WHAT THE EXERCISE ASKS –
In the listing below, locate the lines bearing the word "如图所示". Copy every one of them.

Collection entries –
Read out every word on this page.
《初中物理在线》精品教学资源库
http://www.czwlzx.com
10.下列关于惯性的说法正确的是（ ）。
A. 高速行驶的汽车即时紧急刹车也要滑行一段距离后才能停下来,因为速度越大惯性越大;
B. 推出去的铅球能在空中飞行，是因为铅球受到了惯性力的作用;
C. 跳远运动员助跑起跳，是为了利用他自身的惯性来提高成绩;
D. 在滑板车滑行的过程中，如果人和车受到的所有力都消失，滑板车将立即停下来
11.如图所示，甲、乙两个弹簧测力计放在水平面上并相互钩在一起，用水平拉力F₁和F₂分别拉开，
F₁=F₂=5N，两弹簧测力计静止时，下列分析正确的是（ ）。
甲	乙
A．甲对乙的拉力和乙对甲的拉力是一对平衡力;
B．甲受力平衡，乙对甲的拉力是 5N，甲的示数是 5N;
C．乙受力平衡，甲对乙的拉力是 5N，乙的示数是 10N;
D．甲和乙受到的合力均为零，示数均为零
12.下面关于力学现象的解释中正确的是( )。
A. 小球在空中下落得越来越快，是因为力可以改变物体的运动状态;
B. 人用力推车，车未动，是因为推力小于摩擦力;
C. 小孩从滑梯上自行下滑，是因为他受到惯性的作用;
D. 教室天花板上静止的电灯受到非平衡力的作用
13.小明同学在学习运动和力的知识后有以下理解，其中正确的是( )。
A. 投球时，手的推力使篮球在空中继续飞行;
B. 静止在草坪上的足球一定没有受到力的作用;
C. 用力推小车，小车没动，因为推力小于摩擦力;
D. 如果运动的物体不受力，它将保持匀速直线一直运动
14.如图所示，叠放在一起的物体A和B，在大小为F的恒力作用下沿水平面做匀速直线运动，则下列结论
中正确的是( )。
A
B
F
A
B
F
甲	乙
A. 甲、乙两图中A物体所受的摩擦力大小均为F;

FULL OUTPUT –
11.如图所示，甲、乙两个弹簧测力计放在水平面上并相互钩在一起，用水平拉力F₁和F₂分别拉开，
14.如图所示，叠放在一起的物体A和B，在大小为F的恒力作用下沿水平面做匀速直线运动，则下列结论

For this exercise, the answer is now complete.